## Start DATA FOR THE TASK

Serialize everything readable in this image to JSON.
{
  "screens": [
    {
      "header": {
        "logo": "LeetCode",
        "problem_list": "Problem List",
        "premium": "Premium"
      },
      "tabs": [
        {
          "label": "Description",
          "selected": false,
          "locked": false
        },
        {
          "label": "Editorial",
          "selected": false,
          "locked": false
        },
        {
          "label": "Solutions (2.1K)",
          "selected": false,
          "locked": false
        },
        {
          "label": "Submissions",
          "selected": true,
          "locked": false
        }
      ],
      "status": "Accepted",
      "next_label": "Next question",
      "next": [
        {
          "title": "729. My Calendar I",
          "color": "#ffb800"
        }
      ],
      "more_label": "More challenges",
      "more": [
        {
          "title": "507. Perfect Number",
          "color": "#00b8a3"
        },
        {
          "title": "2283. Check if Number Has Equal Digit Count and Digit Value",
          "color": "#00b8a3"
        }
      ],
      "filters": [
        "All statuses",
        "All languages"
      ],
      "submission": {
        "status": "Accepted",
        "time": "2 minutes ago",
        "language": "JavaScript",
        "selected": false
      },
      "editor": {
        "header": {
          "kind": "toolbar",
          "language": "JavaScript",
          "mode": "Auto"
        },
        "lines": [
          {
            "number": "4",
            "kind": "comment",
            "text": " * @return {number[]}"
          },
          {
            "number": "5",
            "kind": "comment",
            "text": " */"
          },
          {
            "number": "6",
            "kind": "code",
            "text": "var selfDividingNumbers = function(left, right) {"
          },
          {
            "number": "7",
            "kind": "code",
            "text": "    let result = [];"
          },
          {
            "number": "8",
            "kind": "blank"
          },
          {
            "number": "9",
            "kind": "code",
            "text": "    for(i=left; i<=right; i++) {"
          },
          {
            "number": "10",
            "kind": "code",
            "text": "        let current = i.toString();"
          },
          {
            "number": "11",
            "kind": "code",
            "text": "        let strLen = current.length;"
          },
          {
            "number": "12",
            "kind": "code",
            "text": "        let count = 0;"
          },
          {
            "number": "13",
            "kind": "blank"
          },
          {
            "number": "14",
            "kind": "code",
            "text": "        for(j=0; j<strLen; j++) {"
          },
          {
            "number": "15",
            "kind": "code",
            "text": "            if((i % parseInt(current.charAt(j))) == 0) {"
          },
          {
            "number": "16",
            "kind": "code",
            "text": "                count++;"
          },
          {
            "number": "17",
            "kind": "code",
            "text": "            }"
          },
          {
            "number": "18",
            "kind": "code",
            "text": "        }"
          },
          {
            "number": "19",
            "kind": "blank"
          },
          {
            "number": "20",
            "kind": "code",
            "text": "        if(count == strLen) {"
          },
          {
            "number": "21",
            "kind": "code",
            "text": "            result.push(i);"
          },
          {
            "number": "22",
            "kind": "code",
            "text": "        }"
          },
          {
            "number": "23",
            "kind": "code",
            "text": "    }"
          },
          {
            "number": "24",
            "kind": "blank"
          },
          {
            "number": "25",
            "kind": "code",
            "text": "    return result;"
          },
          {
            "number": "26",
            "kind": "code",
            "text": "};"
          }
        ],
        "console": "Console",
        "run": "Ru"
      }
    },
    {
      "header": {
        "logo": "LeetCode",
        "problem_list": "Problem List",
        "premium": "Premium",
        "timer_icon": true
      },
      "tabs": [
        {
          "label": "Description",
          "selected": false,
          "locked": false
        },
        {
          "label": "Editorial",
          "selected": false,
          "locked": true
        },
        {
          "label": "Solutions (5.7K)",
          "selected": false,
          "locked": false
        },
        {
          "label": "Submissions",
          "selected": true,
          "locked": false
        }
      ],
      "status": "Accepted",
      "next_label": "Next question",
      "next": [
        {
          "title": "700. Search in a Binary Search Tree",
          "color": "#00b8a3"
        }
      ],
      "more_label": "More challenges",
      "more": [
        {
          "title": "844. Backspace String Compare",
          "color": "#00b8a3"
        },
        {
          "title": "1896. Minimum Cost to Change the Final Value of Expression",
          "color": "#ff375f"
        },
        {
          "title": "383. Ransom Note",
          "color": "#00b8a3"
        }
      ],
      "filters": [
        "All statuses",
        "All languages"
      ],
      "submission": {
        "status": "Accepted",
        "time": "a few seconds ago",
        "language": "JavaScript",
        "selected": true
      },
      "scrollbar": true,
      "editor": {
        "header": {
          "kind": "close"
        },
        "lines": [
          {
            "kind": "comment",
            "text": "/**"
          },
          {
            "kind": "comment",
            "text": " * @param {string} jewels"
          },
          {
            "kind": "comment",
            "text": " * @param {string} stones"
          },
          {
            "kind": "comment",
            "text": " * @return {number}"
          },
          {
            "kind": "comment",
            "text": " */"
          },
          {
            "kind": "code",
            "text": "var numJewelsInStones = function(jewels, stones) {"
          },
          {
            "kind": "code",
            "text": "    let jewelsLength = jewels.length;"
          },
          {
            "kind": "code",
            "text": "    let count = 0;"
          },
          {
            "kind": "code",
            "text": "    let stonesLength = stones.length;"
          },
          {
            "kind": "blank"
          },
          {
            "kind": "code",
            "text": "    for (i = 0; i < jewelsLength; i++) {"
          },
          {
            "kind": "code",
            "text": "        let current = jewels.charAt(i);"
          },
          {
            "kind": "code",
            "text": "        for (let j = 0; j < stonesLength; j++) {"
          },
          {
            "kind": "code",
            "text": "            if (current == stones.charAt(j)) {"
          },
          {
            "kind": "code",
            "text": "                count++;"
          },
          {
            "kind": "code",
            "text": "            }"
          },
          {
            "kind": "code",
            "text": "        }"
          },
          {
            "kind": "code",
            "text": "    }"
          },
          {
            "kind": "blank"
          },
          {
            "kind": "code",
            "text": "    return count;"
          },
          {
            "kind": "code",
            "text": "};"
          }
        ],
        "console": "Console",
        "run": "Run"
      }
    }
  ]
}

## End DATA FOR THE TASK

### SHORT EXERCISE
Output all preceding records character for character.

### TASK RESPONSE
Serialize everything readable in this image to JSON.
{
  "screens": [
    {
      "header": {
        "logo": "LeetCode",
        "problem_list": "Problem List",
        "premium": "Premium"
      },
      "tabs": [
        {
          "label": "Description",
          "selected": false,
          "locked": false
        },
        {
          "label": "Editorial",
          "selected": false,
          "locked": false
        },
        {
          "label": "Solutions (2.1K)",
          "selected": false,
          "locked": false
        },
        {
          "label": "Submissions",
          "selected": true,
          "locked": false
        }
      ],
      "status": "Accepted",
      "next_label": "Next question",
      "next": [
        {
          "title": "729. My Calendar I",
          "color": "#ffb800"
        }
      ],
      "more_label": "More challenges",
      "more": [
        {
          "title": "507. Perfect Number",
          "color": "#00b8a3"
        },
        {
          "title": "2283. Check if Number Has Equal Digit Count and Digit Value",
          "color": "#00b8a3"
        }
      ],
      "filters": [
        "All statuses",
        "All languages"
      ],
      "submission": {
        "status": "Accepted",
        "time": "2 minutes ago",
        "language": "JavaScript",
        "selected": false
      },
      "editor": {
        "header": {
          "kind": "toolbar",
          "language": "JavaScript",
          "mode": "Auto"
        },
        "lines": [
          {
            "number": "4",
            "kind": "comment",
            "text": " * @return {number[]}"
          },
          {
            "number": "5",
            "kind": "comment",
            "text": " */"
          },
          {
            "number": "6",
            "kind": "code",
            "text": "var selfDividingNumbers = function(left, right) {"
          },
          {
            "number": "7",
            "kind": "code",
            "text": "    let result = [];"
          },
          {
            "number": "8",
            "kind": "blank"
          },
          {
            "number": "9",
            "kind": "code",
            "text": "    for(i=left; i<=right; i++) {"
          },
          {
            "number": "10",
            "kind": "code",
            "text": "        let current = i.toString();"
          },
          {
            "number": "11",
            "kind": "code",
            "text": "        let strLen = current.length;"
          },
          {
            "number": "12",
            "kind": "code",
            "text": "        let count = 0;"
          },
          {
            "number": "13",
            "kind": "blank"
          },
          {
            "number": "14",
            "kind": "code",
            "text": "        for(j=0; j<strLen; j++) {"
          },
          {
            "number": "15",
            "kind": "code",
            "text": "            if((i % parseInt(current.charAt(j))) == 0) {"
          },
          {
            "number": "16",
            "kind": "code",
            "text": "                count++;"
          },
          {
            "number": "17",
            "kind": "code",
            "text": "            }"
          },
          {
            "number": "18",
            "kind": "code",
            "text": "        }"
          },
          {
            "number": "19",
            "kind": "blank"
          },
          {
            "number": "20",
            "kind": "code",
            "text": "        if(count == strLen) {"
          },
          {
            "number": "21",
            "kind": "code",
            "text": "            result.push(i);"
          },
          {
            "number": "22",
            "kind": "code",
            "text": "        }"
          },
          {
            "number": "23",
            "kind": "code",
            "text": "    }"
          },
          {
            "number": "24",
            "kind": "blank"
          },
          {
            "number": "25",
            "kind": "code",
            "text": "    return result;"
          },
          {
            "number": "26",
            "kind": "code",
            "text": "};"
          }
        ],
        "console": "Console",
        "run": "Ru"
      }
    },
    {
      "header": {
        "logo": "LeetCode",
        "problem_list": "Problem List",
        "premium": "Premium",
        "timer_icon": true
      },
      "tabs": [
        {
          "label": "Description",
          "selected": false,
          "locked": false
        },
        {
          "label": "Editorial",
          "selected": false,
          "locked": true
        },
        {
          "label": "Solutions (5.7K)",
          "selected": false,
          "locked": false
        },
        {
          "label": "Submissions",
          "selected": true,
          "locked": false
        }
      ],
      "status": "Accepted",
      "next_label": "Next question",
      "next": [
        {
          "title": "700. Search in a Binary Search Tree",
          "color": "#00b8a3"
        }
      ],
      "more_label": "More challenges",
      "more": [
        {
          "title": "844. Backspace String Compare",
          "color": "#00b8a3"
        },
        {
          "title": "1896. Minimum Cost to Change the Final Value of Expression",
          "color": "#ff375f"
        },
        {
          "title": "383. Ransom Note",
          "color": "#00b8a3"
        }
      ],
      "filters": [
        "All statuses",
        "All languages"
      ],
      "submission": {
        "status": "Accepted",
        "time": "a few seconds ago",
        "language": "JavaScript",
        "selected": true
      },
      "scrollbar": true,
      "editor": {
        "header": {
          "kind": "close"
        },
        "lines": [
          {
            "kind": "comment",
            "text": "/**"
          },
          {
            "kind": "comment",
            "text": " * @param {string} jewels"
          },
          {
            "kind": "comment",
            "text": " * @param {string} stones"
          },
          {
            "kind": "comment",
            "text": " * @return {number}"
          },
          {
            "kind": "comment",
            "text": " */"
          },
          {
            "kind": "code",
            "text": "var numJewelsInStones = function(jewels, stones) {"
          },
          {
            "kind": "code",
            "text": "    let jewelsLength = jewels.length;"
          },
          {
            "kind": "code",
            "text": "    let count = 0;"
          },
          {
            "kind": "code",
            "text": "    let stonesLength = stones.length;"
          },
          {
            "kind": "blank"
          },
          {
            "kind": "code",
            "text": "    for (i = 0; i < jewelsLength; i++) {"
          },
          {
            "kind": "code",
            "text": "        let current = jewels.charAt(i);"
          },
          {
            "kind": "code",
            "text": "        for (let j = 0; j < stonesLength; j++) {"
          },
          {
            "kind": "code",
            "text": "            if (current == stones.charAt(j)) {"
          },
          {
            "kind": "code",
            "text": "                count++;"
          },
          {
            "kind": "code",
            "text": "            }"
          },
          {
            "kind": "code",
            "text": "        }"
          },
          {
            "kind": "code",
            "text": "    }"
          },
          {
            "kind": "blank"
          },
          {
            "kind": "code",
            "text": "    return count;"
          },
          {
            "kind": "code",
            "text": "};"
          }
        ],
        "console": "Console",
        "run": "Run"
      }
    }
  ]
}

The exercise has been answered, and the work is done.